— START Given entries —
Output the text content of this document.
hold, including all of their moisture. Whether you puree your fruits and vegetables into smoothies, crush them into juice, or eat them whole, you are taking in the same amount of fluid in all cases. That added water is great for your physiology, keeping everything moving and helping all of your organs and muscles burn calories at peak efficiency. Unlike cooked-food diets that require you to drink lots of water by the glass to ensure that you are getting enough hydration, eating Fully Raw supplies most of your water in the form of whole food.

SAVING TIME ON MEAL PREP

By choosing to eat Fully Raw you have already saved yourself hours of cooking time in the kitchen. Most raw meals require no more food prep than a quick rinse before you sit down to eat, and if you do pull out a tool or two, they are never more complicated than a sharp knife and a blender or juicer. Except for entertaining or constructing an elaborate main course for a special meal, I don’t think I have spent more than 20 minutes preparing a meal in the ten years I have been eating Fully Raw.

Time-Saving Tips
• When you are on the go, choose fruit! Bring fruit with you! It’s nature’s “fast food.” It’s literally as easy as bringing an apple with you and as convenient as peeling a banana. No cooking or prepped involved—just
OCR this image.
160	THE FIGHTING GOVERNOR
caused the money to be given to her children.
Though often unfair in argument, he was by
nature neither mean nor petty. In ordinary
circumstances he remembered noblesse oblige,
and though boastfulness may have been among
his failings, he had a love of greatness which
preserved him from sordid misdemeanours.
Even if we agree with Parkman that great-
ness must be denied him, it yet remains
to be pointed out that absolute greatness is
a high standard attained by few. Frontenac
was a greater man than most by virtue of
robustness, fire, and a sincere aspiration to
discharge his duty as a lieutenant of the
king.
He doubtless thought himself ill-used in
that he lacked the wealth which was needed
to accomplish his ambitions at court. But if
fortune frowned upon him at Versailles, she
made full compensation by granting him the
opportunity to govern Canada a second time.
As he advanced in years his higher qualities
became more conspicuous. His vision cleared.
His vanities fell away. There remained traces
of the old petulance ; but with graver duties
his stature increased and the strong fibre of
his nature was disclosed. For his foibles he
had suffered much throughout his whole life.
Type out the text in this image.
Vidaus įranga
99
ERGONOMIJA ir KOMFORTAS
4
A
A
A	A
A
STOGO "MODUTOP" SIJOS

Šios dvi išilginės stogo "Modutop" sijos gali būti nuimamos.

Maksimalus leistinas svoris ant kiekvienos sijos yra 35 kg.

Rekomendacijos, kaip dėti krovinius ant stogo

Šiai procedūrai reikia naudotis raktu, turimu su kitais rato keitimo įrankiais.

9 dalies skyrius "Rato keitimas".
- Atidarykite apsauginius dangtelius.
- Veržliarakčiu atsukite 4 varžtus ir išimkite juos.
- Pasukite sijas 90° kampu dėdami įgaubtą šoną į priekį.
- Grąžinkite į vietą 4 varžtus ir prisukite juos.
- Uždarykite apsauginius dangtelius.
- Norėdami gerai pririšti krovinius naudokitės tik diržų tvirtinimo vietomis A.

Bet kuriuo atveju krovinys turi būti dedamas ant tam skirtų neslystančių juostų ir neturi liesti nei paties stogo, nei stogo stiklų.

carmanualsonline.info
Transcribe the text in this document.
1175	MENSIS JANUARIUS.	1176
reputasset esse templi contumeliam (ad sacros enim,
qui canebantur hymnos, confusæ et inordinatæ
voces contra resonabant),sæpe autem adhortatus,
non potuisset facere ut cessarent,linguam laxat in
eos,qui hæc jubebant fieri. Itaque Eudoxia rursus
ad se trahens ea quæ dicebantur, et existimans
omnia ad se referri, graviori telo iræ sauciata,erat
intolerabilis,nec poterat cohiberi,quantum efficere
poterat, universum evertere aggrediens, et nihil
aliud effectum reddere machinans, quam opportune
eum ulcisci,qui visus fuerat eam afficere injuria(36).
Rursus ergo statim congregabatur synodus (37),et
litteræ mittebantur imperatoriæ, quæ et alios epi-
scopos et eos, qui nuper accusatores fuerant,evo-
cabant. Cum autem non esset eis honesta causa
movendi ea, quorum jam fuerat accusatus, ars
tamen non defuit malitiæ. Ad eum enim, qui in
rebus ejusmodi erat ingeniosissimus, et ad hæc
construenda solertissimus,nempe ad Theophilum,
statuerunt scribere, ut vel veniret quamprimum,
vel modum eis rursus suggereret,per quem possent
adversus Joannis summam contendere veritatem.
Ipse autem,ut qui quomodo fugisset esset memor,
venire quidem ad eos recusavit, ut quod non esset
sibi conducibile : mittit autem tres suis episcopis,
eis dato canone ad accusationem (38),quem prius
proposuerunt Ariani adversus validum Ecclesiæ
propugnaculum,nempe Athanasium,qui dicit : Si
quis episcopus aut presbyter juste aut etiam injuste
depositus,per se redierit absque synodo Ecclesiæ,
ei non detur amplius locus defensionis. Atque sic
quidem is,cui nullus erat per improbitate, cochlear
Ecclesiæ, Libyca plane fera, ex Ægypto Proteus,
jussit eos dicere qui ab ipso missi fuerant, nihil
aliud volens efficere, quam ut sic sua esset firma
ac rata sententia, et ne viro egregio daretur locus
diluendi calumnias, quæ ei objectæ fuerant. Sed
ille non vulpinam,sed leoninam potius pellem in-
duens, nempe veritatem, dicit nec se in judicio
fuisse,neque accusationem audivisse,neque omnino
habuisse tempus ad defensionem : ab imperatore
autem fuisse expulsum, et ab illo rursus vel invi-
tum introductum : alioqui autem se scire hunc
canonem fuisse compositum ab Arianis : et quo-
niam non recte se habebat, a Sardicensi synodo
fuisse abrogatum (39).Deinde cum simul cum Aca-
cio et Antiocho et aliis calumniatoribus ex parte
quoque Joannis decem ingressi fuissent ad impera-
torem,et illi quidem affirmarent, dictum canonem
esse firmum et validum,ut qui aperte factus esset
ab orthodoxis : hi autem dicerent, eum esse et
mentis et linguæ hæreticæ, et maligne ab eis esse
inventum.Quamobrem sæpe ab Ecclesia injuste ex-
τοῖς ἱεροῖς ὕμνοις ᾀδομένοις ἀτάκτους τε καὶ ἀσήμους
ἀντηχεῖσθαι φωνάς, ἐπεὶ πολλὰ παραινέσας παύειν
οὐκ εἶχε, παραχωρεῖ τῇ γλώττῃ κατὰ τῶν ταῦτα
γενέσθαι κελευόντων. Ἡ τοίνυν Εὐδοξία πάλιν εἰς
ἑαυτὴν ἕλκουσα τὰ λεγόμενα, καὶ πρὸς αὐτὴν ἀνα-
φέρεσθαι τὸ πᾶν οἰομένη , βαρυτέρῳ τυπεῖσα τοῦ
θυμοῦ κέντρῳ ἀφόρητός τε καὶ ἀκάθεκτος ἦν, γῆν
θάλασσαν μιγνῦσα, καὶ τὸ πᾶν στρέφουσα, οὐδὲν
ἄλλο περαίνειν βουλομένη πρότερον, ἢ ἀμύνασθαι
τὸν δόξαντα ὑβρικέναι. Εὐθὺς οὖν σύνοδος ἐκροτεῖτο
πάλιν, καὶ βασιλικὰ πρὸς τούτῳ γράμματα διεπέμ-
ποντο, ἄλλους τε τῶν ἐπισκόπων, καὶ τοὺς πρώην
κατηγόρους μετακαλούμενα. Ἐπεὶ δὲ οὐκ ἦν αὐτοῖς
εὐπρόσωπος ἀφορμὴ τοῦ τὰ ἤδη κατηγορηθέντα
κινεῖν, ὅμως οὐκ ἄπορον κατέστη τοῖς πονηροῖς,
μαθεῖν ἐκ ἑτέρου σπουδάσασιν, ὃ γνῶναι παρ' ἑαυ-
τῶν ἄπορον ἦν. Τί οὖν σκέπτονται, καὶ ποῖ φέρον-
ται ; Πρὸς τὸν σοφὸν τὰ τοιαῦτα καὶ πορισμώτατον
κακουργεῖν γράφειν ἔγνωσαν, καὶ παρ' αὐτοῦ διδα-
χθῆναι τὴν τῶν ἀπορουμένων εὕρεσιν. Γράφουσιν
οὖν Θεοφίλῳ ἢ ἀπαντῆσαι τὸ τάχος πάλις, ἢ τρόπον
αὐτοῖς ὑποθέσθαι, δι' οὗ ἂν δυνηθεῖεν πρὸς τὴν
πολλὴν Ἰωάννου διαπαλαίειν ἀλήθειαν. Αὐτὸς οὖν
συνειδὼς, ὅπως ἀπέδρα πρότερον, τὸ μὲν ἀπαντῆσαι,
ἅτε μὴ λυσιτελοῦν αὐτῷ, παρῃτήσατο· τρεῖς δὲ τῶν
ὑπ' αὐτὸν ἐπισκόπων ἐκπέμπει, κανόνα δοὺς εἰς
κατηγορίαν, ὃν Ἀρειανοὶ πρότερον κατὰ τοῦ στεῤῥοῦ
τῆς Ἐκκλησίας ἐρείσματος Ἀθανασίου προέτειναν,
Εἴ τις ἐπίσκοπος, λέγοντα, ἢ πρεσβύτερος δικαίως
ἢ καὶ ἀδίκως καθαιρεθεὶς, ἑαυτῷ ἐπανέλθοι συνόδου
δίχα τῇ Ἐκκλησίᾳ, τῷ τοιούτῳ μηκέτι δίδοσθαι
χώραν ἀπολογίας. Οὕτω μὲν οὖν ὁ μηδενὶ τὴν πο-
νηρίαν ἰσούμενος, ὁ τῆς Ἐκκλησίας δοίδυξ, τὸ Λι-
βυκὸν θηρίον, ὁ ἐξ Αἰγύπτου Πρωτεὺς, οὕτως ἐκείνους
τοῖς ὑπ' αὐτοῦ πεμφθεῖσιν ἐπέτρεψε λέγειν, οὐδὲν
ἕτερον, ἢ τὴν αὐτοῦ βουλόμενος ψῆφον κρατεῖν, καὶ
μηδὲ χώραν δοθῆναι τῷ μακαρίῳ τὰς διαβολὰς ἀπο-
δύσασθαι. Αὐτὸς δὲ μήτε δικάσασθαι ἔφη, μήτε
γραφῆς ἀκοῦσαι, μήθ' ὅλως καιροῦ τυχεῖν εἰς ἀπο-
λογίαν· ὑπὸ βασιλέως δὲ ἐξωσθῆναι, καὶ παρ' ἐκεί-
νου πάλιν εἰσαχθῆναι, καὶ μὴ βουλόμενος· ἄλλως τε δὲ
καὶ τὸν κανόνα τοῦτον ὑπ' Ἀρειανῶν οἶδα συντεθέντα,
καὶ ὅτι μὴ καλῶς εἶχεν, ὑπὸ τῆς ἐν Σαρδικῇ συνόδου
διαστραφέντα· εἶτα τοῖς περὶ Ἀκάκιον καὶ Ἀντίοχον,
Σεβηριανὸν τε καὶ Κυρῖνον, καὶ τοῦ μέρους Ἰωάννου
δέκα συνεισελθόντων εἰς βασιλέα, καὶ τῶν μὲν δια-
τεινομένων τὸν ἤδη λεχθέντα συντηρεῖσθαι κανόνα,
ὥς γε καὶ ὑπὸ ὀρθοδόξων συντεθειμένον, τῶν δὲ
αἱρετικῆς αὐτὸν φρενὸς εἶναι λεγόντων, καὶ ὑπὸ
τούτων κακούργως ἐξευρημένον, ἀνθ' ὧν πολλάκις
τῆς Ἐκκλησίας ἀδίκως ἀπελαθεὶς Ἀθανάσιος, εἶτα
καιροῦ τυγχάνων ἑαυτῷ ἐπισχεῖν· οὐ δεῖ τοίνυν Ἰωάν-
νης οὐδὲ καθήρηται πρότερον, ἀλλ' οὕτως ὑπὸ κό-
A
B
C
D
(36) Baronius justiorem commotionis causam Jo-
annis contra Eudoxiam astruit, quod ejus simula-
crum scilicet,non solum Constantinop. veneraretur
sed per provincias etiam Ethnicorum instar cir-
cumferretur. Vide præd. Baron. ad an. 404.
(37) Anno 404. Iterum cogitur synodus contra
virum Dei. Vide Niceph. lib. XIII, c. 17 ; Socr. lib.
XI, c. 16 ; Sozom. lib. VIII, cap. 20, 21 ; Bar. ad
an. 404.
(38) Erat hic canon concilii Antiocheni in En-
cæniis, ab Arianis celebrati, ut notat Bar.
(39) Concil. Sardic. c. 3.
— END Given entries —
#### Work to do:
Report only the number of lines in the data above that contain "greatness".

#### The solution:
2